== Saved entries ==
━━━━━━━━━━━━━━━━━━━━

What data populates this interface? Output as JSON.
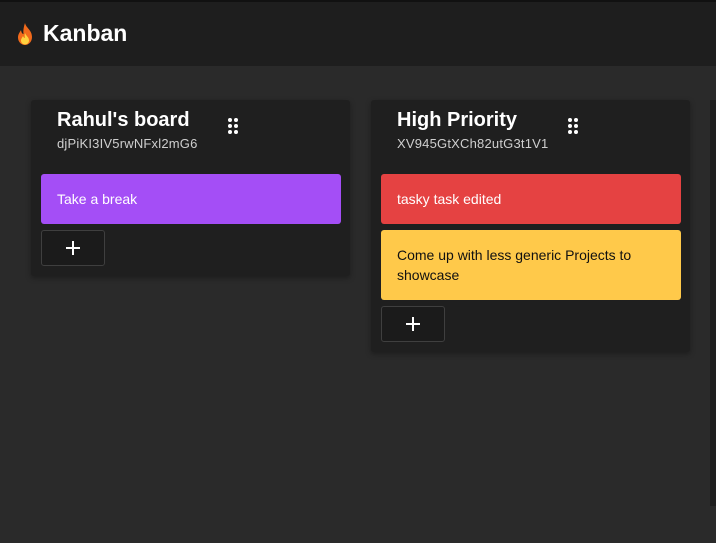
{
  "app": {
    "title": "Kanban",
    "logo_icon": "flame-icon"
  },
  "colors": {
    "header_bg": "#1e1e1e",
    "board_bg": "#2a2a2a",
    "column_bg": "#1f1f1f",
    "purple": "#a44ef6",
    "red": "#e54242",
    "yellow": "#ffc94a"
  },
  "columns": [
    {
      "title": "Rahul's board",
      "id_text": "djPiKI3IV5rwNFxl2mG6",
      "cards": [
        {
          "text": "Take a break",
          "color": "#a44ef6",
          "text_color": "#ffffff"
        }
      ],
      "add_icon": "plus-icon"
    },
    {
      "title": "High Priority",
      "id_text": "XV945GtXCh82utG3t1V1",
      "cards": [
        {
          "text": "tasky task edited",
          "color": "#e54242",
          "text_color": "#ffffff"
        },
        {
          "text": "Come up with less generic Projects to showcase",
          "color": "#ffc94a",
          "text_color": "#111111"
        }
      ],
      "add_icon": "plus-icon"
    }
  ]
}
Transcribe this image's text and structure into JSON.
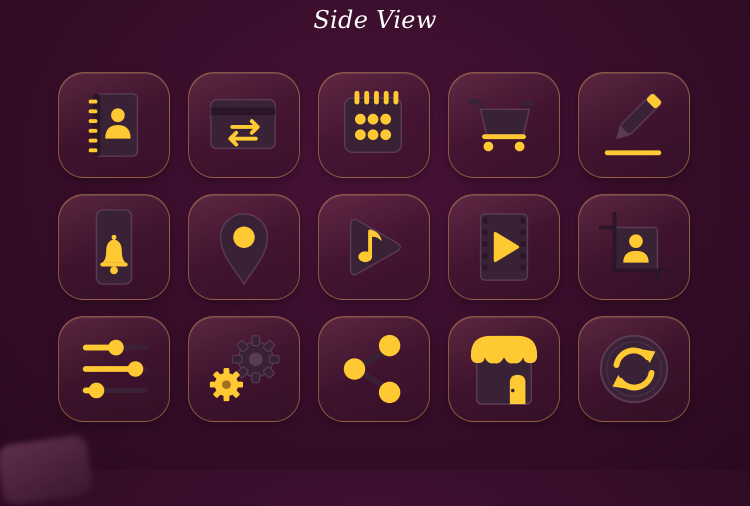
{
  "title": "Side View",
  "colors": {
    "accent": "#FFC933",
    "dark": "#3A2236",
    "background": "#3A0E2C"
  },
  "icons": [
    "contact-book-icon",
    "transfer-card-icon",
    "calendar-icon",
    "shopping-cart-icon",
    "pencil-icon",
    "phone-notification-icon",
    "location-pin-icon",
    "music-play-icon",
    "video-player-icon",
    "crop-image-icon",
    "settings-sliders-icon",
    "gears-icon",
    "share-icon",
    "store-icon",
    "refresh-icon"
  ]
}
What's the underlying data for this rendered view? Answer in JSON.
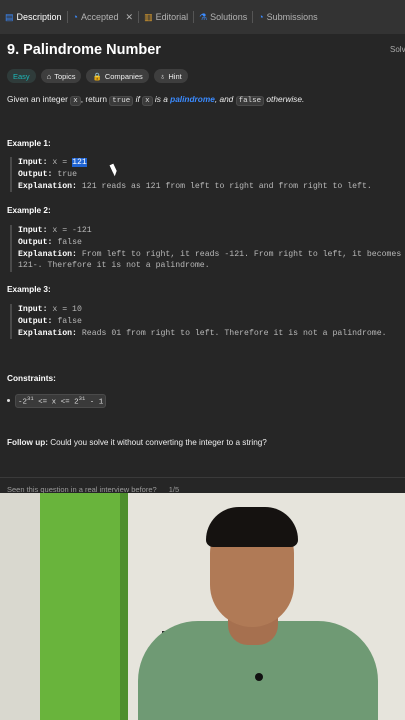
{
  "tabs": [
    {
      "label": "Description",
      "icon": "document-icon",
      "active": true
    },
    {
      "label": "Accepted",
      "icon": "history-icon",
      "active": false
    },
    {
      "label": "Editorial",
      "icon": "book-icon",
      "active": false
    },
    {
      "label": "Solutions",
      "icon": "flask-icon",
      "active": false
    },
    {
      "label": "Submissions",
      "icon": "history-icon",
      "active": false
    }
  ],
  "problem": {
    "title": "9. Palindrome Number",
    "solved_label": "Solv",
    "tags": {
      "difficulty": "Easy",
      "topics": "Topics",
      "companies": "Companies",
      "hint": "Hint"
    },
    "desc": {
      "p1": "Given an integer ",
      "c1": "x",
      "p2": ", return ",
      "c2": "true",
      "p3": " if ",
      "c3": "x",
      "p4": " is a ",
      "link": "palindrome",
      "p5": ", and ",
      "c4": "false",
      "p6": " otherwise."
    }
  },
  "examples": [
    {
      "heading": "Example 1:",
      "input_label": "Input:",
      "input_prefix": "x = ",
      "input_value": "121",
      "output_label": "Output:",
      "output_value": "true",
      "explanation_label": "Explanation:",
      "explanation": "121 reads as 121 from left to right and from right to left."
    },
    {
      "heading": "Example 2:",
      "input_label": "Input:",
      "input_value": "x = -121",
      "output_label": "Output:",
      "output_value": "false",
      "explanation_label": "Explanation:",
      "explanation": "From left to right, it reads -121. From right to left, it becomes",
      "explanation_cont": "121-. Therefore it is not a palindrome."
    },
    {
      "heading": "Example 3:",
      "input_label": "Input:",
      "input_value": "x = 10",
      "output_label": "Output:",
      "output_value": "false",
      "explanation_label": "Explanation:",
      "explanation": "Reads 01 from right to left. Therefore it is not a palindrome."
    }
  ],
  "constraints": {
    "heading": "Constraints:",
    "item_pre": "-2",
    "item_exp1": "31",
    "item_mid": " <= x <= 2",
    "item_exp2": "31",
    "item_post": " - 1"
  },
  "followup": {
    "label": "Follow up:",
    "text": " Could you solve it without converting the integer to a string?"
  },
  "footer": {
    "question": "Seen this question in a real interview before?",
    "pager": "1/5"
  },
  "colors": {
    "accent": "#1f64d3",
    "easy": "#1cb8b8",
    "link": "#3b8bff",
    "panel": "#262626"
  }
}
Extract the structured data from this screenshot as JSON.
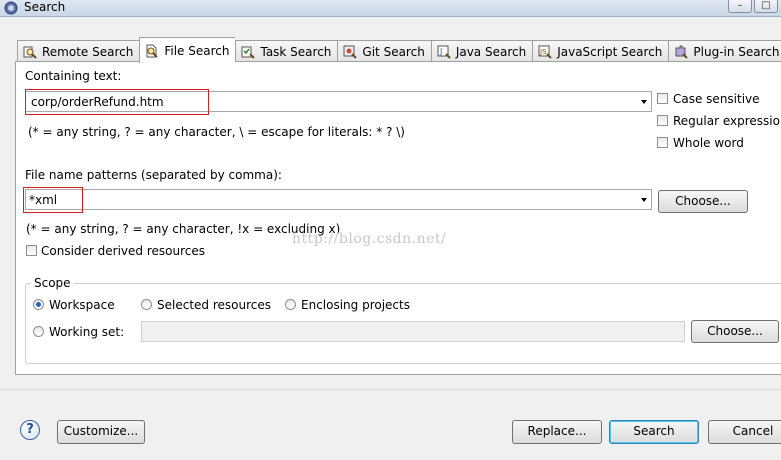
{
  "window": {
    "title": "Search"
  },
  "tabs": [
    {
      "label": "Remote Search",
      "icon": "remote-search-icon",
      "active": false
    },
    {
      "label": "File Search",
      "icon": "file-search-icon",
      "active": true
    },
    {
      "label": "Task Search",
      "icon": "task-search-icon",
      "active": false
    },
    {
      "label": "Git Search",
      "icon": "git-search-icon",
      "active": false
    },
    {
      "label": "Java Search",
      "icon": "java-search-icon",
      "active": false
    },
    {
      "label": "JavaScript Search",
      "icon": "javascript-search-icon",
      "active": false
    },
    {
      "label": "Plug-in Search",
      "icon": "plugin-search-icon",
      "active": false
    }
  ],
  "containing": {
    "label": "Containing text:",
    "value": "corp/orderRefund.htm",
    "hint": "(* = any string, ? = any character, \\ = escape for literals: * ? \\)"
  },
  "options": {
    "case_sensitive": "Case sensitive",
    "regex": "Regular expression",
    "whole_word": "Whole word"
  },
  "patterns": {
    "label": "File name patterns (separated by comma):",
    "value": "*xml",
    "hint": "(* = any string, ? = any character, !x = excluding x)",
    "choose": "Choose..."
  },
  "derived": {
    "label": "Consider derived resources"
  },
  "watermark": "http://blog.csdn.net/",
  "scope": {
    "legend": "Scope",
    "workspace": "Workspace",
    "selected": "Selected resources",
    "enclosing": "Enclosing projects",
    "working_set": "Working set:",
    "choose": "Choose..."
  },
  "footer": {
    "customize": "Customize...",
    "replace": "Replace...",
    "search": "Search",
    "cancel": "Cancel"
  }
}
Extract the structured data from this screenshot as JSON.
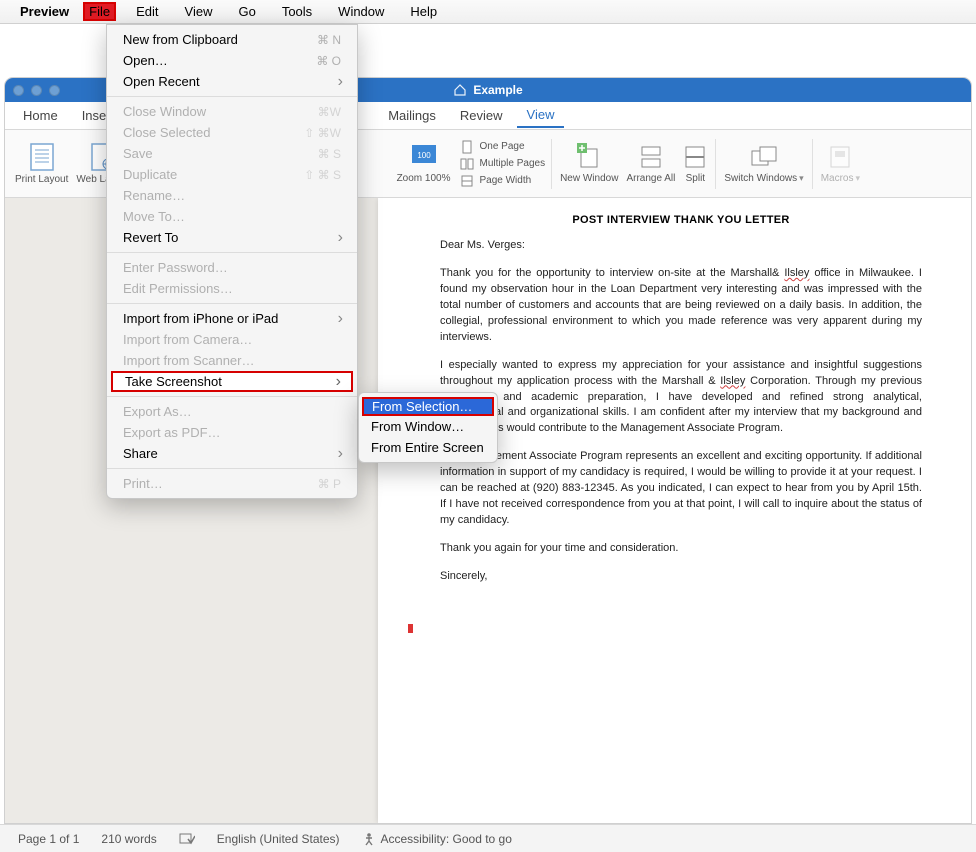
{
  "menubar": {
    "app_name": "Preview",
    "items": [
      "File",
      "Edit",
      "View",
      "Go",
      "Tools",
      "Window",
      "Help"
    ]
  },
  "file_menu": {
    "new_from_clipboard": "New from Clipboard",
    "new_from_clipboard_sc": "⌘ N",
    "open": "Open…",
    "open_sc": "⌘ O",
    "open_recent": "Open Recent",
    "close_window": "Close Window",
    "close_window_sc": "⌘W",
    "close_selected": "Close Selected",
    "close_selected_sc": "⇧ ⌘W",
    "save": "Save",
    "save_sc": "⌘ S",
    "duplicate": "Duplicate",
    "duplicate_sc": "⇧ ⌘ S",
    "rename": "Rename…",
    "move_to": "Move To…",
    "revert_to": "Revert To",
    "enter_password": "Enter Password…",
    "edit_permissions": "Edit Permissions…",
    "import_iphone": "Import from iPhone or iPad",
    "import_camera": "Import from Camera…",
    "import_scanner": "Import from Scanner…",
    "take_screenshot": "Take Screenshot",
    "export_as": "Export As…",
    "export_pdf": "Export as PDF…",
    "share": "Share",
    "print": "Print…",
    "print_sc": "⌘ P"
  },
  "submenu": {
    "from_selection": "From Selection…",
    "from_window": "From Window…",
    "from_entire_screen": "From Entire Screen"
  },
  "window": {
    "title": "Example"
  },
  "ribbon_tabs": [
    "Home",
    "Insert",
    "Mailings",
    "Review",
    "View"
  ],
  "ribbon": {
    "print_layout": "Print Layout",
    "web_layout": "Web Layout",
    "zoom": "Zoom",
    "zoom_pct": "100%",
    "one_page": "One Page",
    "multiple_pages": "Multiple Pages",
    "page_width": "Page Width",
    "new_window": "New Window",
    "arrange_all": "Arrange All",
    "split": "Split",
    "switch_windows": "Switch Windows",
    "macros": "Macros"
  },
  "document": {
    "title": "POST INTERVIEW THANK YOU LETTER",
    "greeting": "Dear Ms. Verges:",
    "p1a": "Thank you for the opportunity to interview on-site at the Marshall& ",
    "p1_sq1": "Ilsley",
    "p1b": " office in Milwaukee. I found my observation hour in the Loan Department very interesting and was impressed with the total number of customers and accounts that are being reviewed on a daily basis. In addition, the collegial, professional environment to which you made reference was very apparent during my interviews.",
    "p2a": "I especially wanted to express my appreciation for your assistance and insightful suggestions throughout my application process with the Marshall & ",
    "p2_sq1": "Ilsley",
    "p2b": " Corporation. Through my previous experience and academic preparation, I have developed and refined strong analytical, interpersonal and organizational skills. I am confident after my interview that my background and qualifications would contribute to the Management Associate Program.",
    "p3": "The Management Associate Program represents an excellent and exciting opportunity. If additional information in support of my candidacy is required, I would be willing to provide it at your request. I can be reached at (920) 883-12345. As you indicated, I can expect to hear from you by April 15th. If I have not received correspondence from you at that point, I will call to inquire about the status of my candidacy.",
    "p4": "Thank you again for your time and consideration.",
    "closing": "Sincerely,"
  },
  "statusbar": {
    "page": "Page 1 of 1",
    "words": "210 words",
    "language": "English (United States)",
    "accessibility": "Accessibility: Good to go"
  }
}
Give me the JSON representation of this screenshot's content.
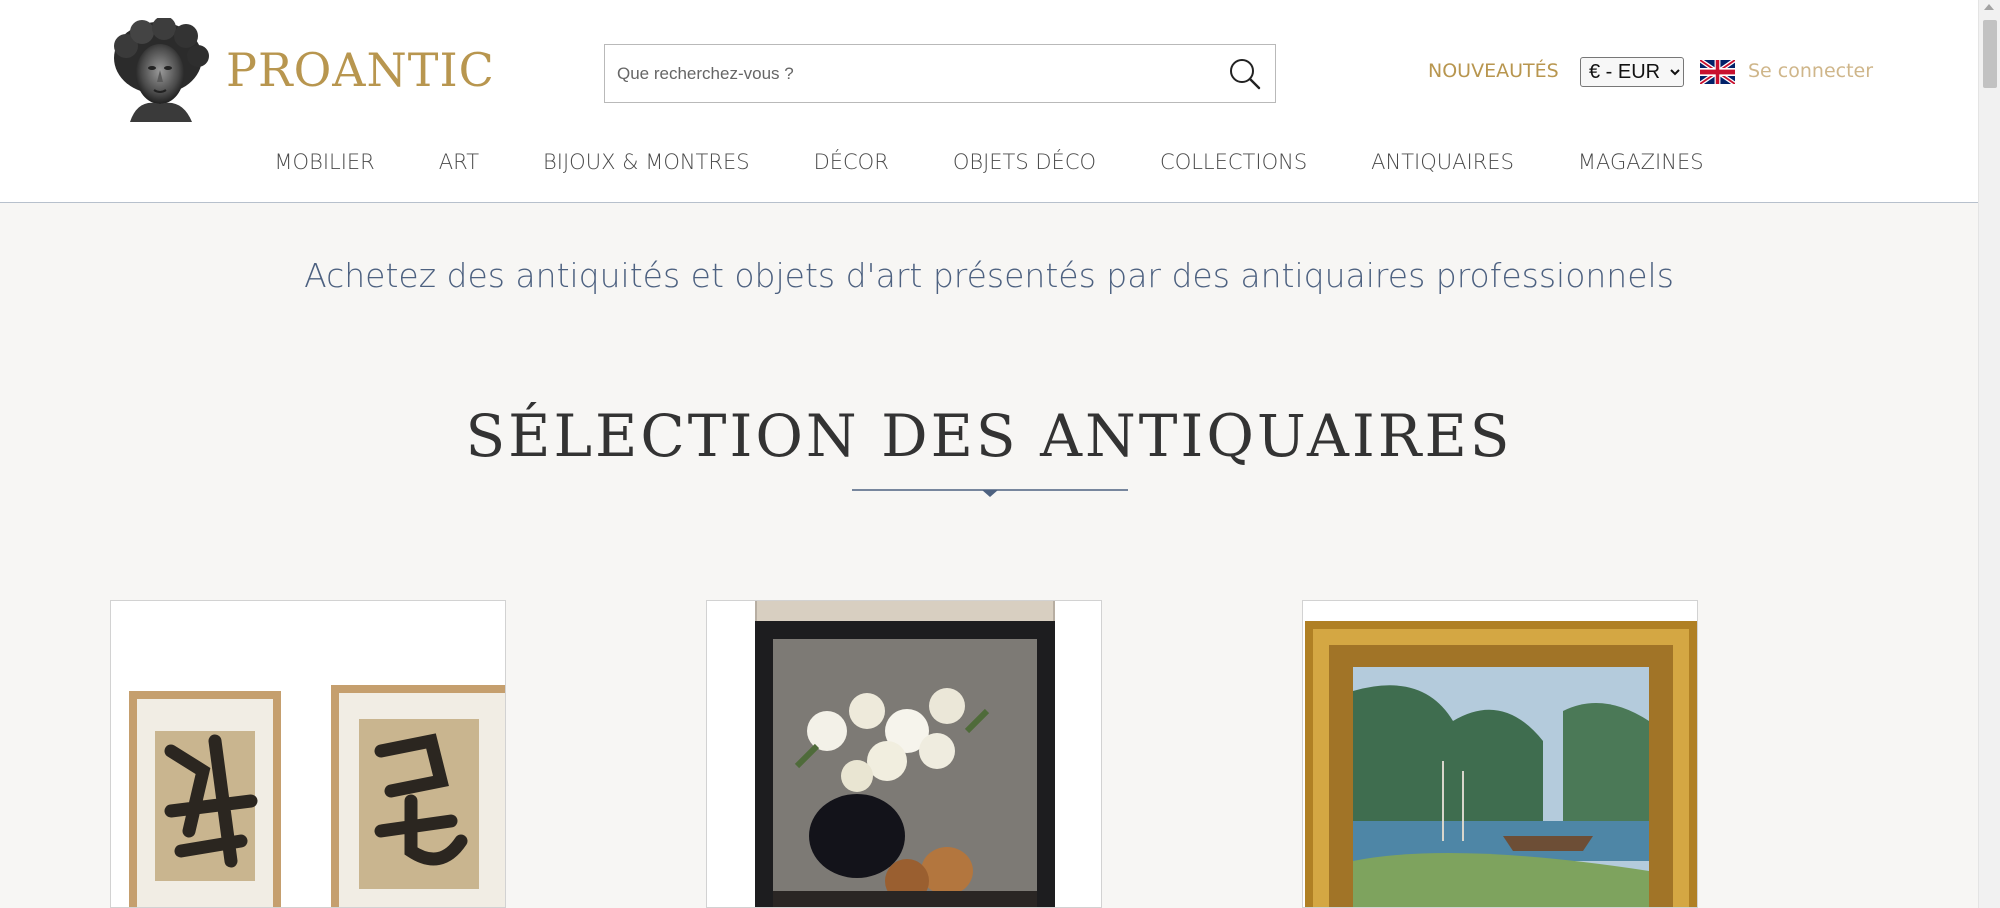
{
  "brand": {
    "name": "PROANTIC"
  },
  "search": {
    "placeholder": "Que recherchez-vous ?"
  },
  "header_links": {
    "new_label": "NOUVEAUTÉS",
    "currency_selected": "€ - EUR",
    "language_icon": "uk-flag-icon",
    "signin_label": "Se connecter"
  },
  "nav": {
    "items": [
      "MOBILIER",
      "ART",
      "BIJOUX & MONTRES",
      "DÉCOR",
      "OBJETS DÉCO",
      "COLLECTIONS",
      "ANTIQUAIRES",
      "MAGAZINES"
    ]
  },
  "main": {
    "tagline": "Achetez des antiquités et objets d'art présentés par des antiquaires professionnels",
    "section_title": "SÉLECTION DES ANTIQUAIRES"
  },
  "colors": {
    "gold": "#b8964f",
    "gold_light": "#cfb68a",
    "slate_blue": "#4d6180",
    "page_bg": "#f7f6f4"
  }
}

━━━━━━━━━━━━━━━━━━━━

== AIM OF THE TASK ==
Only the lines from the line bearing "Give me the" to the end of the listing above, both inclusive, should be extracted verbatim; the pictures are excluded.

== TASK RESPONSE ==
Give me the JSON representation of this screenshot's content.
{
  "brand": {
    "name": "PROANTIC"
  },
  "search": {
    "placeholder": "Que recherchez-vous ?"
  },
  "header_links": {
    "new_label": "NOUVEAUTÉS",
    "currency_selected": "€ - EUR",
    "language_icon": "uk-flag-icon",
    "signin_label": "Se connecter"
  },
  "nav": {
    "items": [
      "MOBILIER",
      "ART",
      "BIJOUX & MONTRES",
      "DÉCOR",
      "OBJETS DÉCO",
      "COLLECTIONS",
      "ANTIQUAIRES",
      "MAGAZINES"
    ]
  },
  "main": {
    "tagline": "Achetez des antiquités et objets d'art présentés par des antiquaires professionnels",
    "section_title": "SÉLECTION DES ANTIQUAIRES"
  },
  "colors": {
    "gold": "#b8964f",
    "gold_light": "#cfb68a",
    "slate_blue": "#4d6180",
    "page_bg": "#f7f6f4"
  }
}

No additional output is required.